## Passage provided
---+---

# Teaching a High School class about motifs/themes in Film music. Help me with examples!



## DivingInSpace (Oct 31, 2019)

Hello everyone!

I will be teaching a High School class about the use of Liet Motifs and Themes in film music (+ a bit of perspective back to the opera of cause) friday next week, and i am starting to figure out some good examples. I wanna show them how music can be used to tell us things that are not necessarily clear from picture alone, how it conveys feelings, thoughts and helps us understand that danger and/or help is near. There are lots of great examples on this like the use of the shire theme in the hobbit to portray the longing for home, the theme from Jaws to warn us about the shark lurking underneath, the love theme from Star Wars (and Super Man) etc.

These are all good, but as usually when talking about film music and themes, it ends up mainly as a huge "John Williams-jerking session", which is why i am asking you for your favorite examples of the use of themes and liet motifs in film! Of cause something that High School students have a chance of having heard before, but something that goes outside the usual Williams and Howard Shore ones. I am considering some examples from game of thrones, but am afraid it is too early to incorporate major GoT spoilers in High School classes haha.

Thanks a lot!


----------



## d.healey (Oct 31, 2019)

The pirates of the Caribbean scores are full of themes. All based around Dm 

James Newton Howard's King Kong score has some nice motifs as does his Fantastic Beasts score.

---+---

## Data lines
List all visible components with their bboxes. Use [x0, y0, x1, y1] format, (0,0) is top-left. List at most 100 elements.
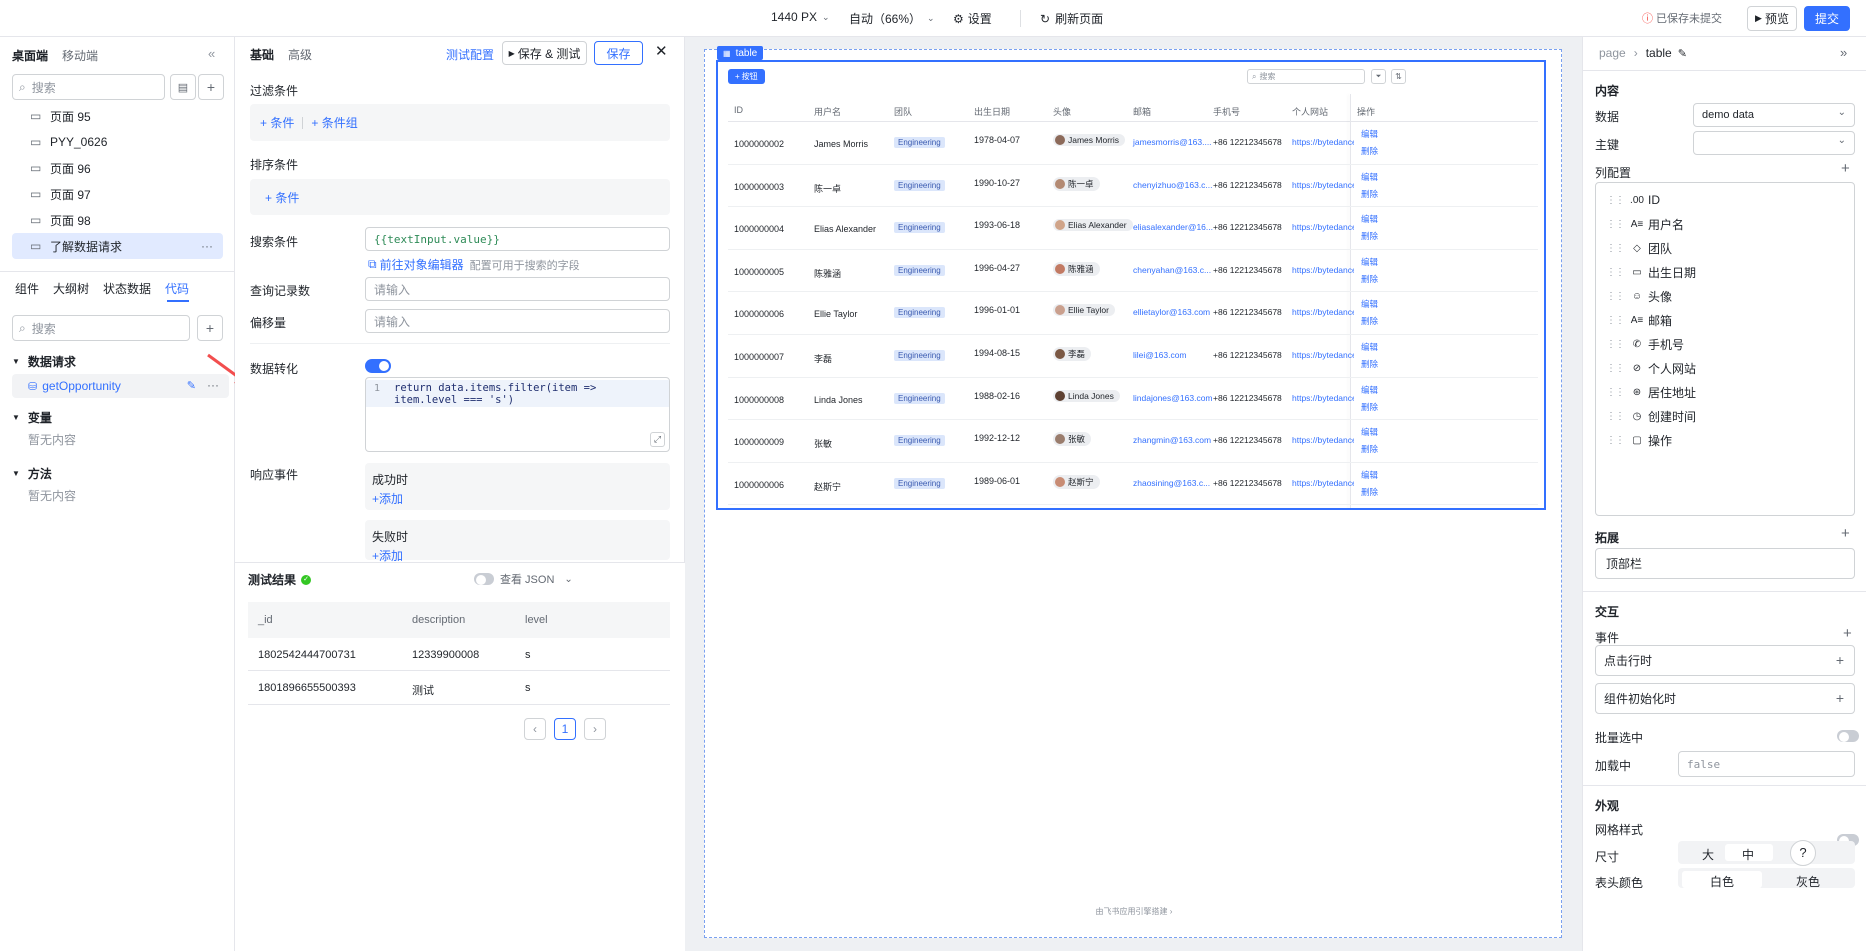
row-edit-link[interactable]: 编辑 [1361, 171, 1378, 183]
row-edit-link[interactable]: 编辑 [1361, 426, 1378, 438]
add-sort-button[interactable]: + 条件 [265, 189, 299, 206]
methods-group[interactable]: ▼ 方法 [12, 465, 52, 482]
table-add-button[interactable]: + 按钮 [728, 69, 765, 84]
filter-icon[interactable]: ⏷ [1371, 69, 1386, 84]
chevron-down-icon[interactable]: ⌄ [564, 574, 572, 585]
drag-handle-icon[interactable]: ⋮⋮ [1606, 243, 1625, 254]
add-code-button[interactable]: + [197, 315, 223, 341]
row-delete-link[interactable]: 删除 [1361, 443, 1378, 455]
page-item-active[interactable]: ▭ 了解数据请求 ··· [12, 233, 223, 259]
add-condition-button[interactable]: + 条件 [260, 114, 294, 131]
request-item[interactable]: ⛁ getOpportunity ✎ ··· [12, 374, 229, 398]
tab-code[interactable]: 代码 [165, 280, 189, 297]
tab-advanced[interactable]: 高级 [288, 46, 312, 63]
preview-button[interactable]: ▶ 预览 [1747, 6, 1797, 31]
loading-input[interactable]: false [1678, 751, 1855, 777]
tab-basic[interactable]: 基础 [250, 46, 274, 63]
close-icon[interactable]: ✕ [655, 42, 668, 60]
cell-website[interactable]: https://bytedance. [1292, 222, 1354, 232]
column-config-item[interactable]: ⋮⋮ ◇ 团队 [1596, 236, 1854, 260]
edit-icon[interactable]: ✎ [1678, 47, 1687, 60]
drag-handle-icon[interactable]: ⋮⋮ [1606, 219, 1625, 230]
drag-handle-icon[interactable]: ⋮⋮ [1606, 435, 1625, 446]
page-number-button[interactable]: 1 [554, 718, 576, 740]
json-toggle[interactable] [474, 573, 494, 585]
table-row[interactable]: 1000000006 Ellie Taylor Engineering 1996-01… [728, 292, 1538, 335]
page-search-input[interactable]: ⌕ 搜索 [12, 74, 165, 100]
cell-email[interactable]: lindajones@163.com [1133, 393, 1213, 403]
column-config-item[interactable]: ⋮⋮ ▢ 操作 [1596, 429, 1854, 453]
test-config-link[interactable]: 测试配置 [446, 46, 494, 63]
table-row[interactable]: 1000000009 张敏 Engineering 1992-12-12 张敏 zhang… [728, 420, 1538, 463]
add-extend-icon[interactable]: + [1841, 525, 1850, 542]
tab-state-data[interactable]: 状态数据 [103, 280, 151, 297]
save-button[interactable]: 保存 [594, 41, 643, 65]
event-init[interactable]: 组件初始化时 + [1595, 683, 1855, 714]
row-delete-link[interactable]: 删除 [1361, 401, 1378, 413]
table-row[interactable]: 1000000002 James Morris Engineering 1978-04… [728, 122, 1538, 165]
extend-item-topbar[interactable]: 顶部栏 [1595, 548, 1855, 579]
offset-input[interactable]: 请输入 [365, 309, 670, 333]
column-config-item[interactable]: ⋮⋮ ⊛ 居住地址 [1596, 381, 1854, 405]
row-delete-link[interactable]: 删除 [1361, 273, 1378, 285]
header-color-gray[interactable]: 灰色 [1796, 873, 1820, 888]
batch-select-toggle[interactable] [1837, 730, 1859, 742]
column-config-item[interactable]: ⋮⋮ A≡ 邮箱 [1596, 308, 1854, 332]
table-row[interactable]: 1000000004 Elias Alexander Engineering 1993… [728, 207, 1538, 250]
canvas-width-select[interactable]: 1440 PX ⌄ [771, 10, 830, 24]
row-edit-link[interactable]: 编辑 [1361, 256, 1378, 268]
add-condition-group-button[interactable]: + 条件组 [311, 114, 357, 131]
cell-email[interactable]: zhaosining@163.c... [1133, 478, 1210, 488]
drag-handle-icon[interactable]: ⋮⋮ [1606, 267, 1625, 278]
object-editor-link[interactable]: 前往对象编辑器 [380, 256, 464, 273]
drag-handle-icon[interactable]: ⋮⋮ [1606, 291, 1625, 302]
row-delete-link[interactable]: 删除 [1361, 358, 1378, 370]
page-item[interactable]: ▭ 页面 97 [0, 181, 235, 207]
page-item[interactable]: ▭ 页面 98 [0, 207, 235, 233]
size-option-large[interactable]: 大 [1702, 846, 1714, 863]
cell-website[interactable]: https://bytedance. [1292, 393, 1354, 403]
expand-icon[interactable]: ⤢ [650, 432, 665, 447]
add-event-icon[interactable]: + [1843, 625, 1852, 642]
table-component[interactable]: + 按钮 ⌕ 搜索 ⏷ ⇅ ID 用户名 团队 出生日期 头像 邮箱 手机号 个… [716, 60, 1546, 510]
cell-website[interactable]: https://bytedance. [1292, 137, 1354, 147]
submit-button[interactable]: 提交 [1804, 6, 1850, 31]
add-success-action-button[interactable]: +添加 [372, 490, 403, 507]
drag-handle-icon[interactable]: ⋮⋮ [1606, 339, 1625, 350]
column-config-item[interactable]: ⋮⋮ ◷ 创建时间 [1596, 405, 1854, 429]
refresh-page-button[interactable]: ↻ 刷新页面 [1040, 10, 1103, 27]
cell-website[interactable]: https://bytedance. [1292, 478, 1354, 488]
size-option-medium[interactable]: 中 [1742, 846, 1754, 863]
save-and-test-button[interactable]: ▶ 保存 & 测试 [502, 41, 587, 65]
column-config-item[interactable]: ⋮⋮ A≡ 用户名 [1596, 212, 1854, 236]
column-config-item[interactable]: ⋮⋮ ✆ 手机号 [1596, 333, 1854, 357]
column-config-item[interactable]: ⋮⋮ ⊘ 个人网站 [1596, 357, 1854, 381]
column-config-item[interactable]: ⋮⋮ ▭ 出生日期 [1596, 260, 1854, 284]
cell-website[interactable]: https://bytedance. [1292, 307, 1354, 317]
collapse-panel-icon[interactable]: « [208, 46, 215, 61]
table-row[interactable]: 1000000007 李磊 Engineering 1994-08-15 李磊 lilei… [728, 335, 1538, 378]
prev-page-button[interactable]: ‹ [524, 718, 546, 740]
tab-components[interactable]: 组件 [15, 280, 39, 297]
tab-outline[interactable]: 大纲树 [53, 280, 89, 297]
view-json-toggle[interactable]: 查看 JSON ⌄ [474, 571, 573, 587]
cell-website[interactable]: https://bytedance. [1292, 265, 1354, 275]
drag-handle-icon[interactable]: ⋮⋮ [1606, 195, 1625, 206]
more-icon[interactable]: ··· [201, 239, 213, 253]
cell-email[interactable]: eliasalexander@16... [1133, 222, 1213, 232]
tab-mobile[interactable]: 移动端 [62, 47, 98, 64]
row-edit-link[interactable]: 编辑 [1361, 384, 1378, 396]
data-source-select[interactable]: demo data ⌄ [1693, 103, 1855, 127]
page-item[interactable]: ▭ PYY_0626 [0, 129, 235, 155]
settings-button[interactable]: ⚙ 设置 [953, 10, 992, 27]
code-search-input[interactable]: ⌕ 搜索 [12, 315, 190, 341]
variables-group[interactable]: ▼ 变量 [12, 409, 52, 426]
row-edit-link[interactable]: 编辑 [1361, 469, 1378, 481]
row-delete-link[interactable]: 删除 [1361, 315, 1378, 327]
transform-toggle[interactable] [365, 359, 391, 373]
column-config-item[interactable]: ⋮⋮ ☺ 头像 [1596, 284, 1854, 308]
row-edit-link[interactable]: 编辑 [1361, 128, 1378, 140]
page-item[interactable]: ▭ 页面 96 [0, 155, 235, 181]
drag-handle-icon[interactable]: ⋮⋮ [1606, 315, 1625, 326]
cell-website[interactable]: https://bytedance. [1292, 180, 1354, 190]
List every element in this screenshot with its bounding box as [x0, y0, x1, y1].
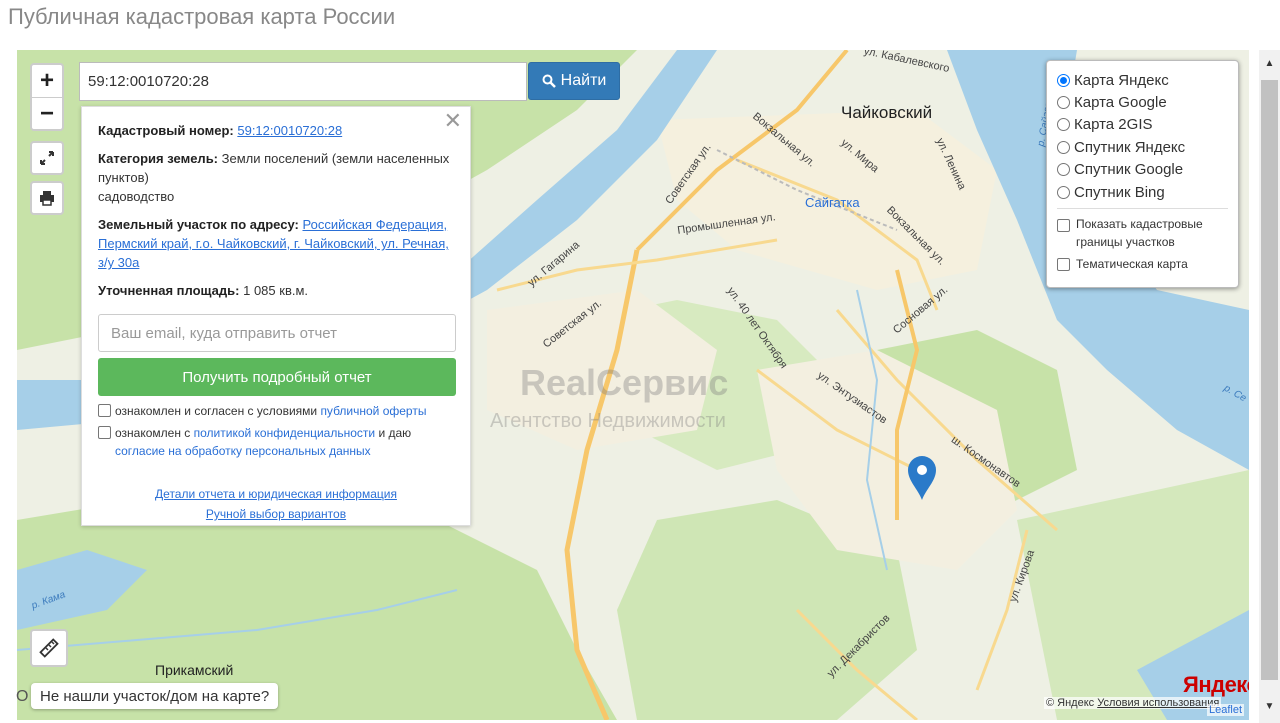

---+---

## Set task
Rewrite everything in the film music thread from "Hello everyone!" down to "Super Man) etc.", replacing "shark" with "monster".

## Reply
Hello everyone!

I will be teaching a High School class about the use of Liet Motifs and Themes in film music (+ a bit of perspective back to the opera of cause) friday next week, and i am starting to figure out some good examples. I wanna show them how music can be used to tell us things that are not necessarily clear from picture alone, how it conveys feelings, thoughts and helps us understand that danger and/or help is near. There are lots of great examples on this like the use of the shire theme in the hobbit to portray the longing for home, the theme from Jaws to warn us about the monster lurking underneath, the love theme from Star Wars (and Super Man) etc.